The exercise :: Scan the data for "text" and copy the lines it appears in.

[Stored data]
****************************************

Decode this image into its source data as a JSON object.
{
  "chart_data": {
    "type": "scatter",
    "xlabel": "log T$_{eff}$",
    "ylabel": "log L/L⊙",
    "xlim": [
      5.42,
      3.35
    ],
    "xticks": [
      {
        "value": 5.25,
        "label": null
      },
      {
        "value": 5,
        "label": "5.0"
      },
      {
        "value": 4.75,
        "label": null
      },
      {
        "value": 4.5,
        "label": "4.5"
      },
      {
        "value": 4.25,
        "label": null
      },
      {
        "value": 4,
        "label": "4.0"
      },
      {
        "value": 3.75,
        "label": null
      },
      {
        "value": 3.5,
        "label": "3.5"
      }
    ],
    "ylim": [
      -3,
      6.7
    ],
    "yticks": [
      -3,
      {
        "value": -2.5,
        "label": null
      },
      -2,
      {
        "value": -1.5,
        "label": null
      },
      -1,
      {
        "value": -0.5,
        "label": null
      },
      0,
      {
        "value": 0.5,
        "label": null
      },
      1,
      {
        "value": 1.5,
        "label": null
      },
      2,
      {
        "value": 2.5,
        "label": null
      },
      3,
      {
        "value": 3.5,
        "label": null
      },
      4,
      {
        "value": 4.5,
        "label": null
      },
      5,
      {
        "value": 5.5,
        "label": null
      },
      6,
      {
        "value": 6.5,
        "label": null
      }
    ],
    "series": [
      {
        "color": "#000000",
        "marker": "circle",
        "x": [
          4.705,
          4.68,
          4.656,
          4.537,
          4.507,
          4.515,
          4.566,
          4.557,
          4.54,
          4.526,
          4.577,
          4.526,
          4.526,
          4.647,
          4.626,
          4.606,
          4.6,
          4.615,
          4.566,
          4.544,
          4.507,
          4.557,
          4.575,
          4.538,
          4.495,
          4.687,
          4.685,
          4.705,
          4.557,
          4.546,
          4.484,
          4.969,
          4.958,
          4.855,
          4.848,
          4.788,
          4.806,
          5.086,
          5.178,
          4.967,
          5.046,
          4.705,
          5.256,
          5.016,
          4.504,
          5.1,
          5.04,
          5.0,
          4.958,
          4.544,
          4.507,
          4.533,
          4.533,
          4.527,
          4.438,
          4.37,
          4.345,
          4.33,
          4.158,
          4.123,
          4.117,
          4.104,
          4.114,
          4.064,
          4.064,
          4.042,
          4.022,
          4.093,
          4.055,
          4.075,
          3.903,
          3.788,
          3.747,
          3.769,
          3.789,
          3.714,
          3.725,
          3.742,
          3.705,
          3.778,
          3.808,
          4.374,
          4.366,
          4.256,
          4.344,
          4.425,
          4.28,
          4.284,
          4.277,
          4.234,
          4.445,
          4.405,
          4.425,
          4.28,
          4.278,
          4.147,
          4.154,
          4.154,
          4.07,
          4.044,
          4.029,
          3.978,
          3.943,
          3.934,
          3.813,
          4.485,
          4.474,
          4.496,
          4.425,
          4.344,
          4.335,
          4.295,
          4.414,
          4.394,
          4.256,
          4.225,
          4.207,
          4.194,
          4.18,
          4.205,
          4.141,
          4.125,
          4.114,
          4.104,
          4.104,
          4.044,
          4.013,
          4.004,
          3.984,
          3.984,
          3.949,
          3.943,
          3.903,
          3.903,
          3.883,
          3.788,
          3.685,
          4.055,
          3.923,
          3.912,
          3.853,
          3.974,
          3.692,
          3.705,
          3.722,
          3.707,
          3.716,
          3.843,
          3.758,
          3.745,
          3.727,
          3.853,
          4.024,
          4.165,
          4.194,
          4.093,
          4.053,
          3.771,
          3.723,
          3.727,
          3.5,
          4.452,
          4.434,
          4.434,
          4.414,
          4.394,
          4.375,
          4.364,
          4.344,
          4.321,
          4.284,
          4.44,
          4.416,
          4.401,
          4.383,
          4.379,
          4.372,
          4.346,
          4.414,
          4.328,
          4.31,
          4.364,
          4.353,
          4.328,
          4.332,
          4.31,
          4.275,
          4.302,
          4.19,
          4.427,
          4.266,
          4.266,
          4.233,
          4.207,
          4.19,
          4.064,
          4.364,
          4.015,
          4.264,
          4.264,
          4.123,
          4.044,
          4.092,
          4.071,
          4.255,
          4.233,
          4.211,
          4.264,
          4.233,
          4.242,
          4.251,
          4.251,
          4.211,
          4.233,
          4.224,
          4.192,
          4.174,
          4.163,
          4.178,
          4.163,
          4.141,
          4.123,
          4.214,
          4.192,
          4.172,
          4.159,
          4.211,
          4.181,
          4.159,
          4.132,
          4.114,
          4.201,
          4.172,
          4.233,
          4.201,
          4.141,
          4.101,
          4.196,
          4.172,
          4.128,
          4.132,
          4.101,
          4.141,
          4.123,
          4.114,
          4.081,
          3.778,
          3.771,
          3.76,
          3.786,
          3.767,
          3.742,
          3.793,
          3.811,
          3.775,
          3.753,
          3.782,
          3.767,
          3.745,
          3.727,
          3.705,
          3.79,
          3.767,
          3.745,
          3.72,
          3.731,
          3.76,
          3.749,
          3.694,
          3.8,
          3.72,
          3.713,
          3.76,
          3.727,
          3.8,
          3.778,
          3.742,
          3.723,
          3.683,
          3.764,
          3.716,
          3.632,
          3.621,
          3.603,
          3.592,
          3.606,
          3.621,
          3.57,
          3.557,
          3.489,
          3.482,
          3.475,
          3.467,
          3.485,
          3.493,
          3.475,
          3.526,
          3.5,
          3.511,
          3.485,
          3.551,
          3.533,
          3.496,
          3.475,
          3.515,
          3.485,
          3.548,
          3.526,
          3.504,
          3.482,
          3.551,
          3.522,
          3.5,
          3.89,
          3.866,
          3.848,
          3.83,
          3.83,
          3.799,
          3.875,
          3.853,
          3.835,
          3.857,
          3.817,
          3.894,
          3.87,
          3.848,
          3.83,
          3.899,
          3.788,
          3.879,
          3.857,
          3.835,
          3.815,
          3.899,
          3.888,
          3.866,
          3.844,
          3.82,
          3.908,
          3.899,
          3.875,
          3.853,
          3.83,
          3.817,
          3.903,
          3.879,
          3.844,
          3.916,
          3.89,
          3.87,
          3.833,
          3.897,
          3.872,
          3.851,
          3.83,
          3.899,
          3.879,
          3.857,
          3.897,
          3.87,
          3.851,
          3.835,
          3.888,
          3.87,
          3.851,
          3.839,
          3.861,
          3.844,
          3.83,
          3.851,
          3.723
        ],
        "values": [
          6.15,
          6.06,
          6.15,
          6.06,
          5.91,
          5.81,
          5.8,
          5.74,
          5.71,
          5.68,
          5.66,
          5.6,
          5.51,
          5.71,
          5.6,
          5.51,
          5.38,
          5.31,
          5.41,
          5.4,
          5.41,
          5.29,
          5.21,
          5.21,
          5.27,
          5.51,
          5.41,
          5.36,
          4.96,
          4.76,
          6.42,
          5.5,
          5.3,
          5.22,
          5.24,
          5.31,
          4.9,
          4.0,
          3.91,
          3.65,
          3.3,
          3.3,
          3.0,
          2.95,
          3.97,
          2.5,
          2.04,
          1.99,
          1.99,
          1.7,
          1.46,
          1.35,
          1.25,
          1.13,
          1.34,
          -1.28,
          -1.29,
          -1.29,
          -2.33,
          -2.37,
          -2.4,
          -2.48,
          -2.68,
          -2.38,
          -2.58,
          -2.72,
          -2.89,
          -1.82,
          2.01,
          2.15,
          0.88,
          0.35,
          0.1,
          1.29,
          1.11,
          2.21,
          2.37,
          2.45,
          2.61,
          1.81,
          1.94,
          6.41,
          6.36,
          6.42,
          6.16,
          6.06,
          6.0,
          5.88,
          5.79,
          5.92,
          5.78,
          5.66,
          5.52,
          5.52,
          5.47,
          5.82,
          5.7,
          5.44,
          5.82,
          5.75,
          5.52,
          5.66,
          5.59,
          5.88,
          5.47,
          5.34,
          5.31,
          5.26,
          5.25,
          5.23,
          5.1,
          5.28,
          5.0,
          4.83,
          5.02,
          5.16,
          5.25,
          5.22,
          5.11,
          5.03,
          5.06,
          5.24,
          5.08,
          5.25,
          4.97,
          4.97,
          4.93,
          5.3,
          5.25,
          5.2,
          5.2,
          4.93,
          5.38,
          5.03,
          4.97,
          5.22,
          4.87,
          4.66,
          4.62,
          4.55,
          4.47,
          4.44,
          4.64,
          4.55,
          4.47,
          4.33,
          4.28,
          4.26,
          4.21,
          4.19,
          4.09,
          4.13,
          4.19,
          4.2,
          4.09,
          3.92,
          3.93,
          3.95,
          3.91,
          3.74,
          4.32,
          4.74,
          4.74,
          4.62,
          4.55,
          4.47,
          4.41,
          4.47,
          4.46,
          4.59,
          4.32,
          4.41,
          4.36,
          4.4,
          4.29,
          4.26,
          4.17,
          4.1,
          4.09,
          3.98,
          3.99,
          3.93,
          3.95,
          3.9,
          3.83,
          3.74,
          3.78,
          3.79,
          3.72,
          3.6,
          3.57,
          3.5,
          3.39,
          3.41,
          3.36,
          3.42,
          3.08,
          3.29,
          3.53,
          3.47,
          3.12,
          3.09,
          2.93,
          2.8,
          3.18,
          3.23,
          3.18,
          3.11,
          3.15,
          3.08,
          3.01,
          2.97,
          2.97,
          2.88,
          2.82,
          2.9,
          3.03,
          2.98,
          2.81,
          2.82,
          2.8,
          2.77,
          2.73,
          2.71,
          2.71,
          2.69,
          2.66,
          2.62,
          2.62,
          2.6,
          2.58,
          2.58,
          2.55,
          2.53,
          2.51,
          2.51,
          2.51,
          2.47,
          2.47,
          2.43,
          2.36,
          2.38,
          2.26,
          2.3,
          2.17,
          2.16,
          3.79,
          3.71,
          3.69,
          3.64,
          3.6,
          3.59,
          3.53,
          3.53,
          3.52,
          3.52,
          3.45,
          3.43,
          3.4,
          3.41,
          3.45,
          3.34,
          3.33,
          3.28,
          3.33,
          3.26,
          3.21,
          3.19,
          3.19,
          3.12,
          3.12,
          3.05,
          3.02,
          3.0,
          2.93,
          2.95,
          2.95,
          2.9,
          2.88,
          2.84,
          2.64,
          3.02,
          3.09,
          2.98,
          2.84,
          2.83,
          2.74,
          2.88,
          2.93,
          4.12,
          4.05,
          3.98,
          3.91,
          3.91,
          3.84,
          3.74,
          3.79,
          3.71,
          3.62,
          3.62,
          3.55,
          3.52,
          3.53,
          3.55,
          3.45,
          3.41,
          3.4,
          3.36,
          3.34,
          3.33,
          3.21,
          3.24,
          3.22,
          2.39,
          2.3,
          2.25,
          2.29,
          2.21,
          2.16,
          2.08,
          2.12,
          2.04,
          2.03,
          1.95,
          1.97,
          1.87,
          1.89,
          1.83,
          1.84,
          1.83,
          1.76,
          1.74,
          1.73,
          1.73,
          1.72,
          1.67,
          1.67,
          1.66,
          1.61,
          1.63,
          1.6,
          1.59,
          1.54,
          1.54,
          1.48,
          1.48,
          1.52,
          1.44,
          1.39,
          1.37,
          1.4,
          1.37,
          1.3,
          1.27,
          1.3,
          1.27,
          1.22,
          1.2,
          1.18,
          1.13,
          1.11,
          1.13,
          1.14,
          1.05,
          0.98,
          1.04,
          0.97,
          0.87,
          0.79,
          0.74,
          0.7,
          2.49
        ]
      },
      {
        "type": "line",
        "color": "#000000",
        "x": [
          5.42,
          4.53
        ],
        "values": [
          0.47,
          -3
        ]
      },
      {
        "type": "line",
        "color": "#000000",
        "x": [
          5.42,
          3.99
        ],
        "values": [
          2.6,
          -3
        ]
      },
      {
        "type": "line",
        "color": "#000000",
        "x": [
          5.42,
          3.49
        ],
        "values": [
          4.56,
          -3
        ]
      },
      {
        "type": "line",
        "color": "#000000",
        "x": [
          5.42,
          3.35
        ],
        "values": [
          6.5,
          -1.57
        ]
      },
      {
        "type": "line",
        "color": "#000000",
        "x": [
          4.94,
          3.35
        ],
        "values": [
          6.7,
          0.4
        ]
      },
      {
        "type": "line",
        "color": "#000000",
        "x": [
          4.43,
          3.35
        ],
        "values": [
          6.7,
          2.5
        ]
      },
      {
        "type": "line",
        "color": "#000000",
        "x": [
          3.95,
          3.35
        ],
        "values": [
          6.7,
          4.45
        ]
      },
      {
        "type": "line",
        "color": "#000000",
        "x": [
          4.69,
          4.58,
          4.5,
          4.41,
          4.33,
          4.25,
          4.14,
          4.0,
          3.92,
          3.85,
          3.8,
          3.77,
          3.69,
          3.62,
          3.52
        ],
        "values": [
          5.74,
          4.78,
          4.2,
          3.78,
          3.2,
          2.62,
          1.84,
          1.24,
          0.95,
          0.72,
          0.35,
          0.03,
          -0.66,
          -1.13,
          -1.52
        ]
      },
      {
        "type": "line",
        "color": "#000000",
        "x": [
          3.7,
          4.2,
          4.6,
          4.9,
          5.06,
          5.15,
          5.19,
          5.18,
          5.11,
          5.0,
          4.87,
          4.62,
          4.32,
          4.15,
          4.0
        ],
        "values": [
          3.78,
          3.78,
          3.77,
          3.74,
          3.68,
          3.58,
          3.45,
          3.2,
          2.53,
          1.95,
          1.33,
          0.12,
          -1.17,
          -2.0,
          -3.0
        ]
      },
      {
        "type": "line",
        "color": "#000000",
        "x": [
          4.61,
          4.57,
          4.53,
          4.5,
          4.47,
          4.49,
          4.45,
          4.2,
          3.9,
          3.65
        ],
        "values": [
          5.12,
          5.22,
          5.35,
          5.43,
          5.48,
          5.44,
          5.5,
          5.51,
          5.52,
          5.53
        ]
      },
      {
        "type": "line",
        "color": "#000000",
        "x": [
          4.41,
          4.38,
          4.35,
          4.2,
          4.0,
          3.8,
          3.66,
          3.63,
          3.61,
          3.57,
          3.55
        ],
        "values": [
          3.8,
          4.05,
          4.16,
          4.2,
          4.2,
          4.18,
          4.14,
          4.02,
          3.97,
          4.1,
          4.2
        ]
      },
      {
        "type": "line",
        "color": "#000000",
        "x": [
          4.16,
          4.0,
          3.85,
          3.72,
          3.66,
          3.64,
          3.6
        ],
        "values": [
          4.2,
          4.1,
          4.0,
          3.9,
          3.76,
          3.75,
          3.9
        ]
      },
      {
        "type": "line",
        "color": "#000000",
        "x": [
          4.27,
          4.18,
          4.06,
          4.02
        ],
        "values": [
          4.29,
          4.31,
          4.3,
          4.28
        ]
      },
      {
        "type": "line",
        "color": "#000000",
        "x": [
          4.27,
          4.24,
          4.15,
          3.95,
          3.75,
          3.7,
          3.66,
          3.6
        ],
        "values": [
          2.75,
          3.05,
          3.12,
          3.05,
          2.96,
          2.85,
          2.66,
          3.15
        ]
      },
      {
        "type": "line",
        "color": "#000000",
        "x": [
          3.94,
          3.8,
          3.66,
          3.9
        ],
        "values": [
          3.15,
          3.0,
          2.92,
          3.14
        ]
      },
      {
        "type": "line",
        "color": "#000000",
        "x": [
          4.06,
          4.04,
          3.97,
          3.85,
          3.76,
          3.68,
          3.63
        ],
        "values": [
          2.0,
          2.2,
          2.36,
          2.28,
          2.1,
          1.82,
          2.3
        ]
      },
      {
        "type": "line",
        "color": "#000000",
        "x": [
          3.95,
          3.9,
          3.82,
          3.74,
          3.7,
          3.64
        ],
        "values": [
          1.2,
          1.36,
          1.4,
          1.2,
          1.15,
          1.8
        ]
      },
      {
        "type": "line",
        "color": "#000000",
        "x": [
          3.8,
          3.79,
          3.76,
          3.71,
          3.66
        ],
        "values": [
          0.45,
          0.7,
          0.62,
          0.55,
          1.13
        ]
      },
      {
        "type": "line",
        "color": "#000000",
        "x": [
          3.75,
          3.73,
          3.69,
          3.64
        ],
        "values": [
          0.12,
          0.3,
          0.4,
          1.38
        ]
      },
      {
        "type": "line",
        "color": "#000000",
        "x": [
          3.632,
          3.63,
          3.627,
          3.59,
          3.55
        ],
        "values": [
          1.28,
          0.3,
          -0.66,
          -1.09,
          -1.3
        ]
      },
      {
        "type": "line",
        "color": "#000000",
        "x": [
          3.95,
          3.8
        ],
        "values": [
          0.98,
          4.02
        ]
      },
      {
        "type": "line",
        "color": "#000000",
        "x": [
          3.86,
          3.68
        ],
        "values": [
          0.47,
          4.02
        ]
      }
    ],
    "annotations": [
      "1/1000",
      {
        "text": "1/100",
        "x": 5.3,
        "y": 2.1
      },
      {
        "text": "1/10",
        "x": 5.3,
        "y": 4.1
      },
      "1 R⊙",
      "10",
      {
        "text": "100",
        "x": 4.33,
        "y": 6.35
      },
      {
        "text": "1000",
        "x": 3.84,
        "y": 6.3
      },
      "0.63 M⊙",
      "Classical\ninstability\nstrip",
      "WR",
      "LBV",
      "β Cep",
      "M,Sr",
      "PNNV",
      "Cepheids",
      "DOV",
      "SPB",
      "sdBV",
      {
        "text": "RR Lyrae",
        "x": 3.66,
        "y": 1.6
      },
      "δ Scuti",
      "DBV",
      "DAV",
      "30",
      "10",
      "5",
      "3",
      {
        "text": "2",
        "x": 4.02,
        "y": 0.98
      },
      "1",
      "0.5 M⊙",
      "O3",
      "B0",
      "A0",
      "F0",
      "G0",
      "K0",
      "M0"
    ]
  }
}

****************************************

Result for this exercise ::
        "text": "1/100",
        "text": "1/10",
        "text": "100",
        "text": "1000",
        "text": "RR Lyrae",
        "text": "2",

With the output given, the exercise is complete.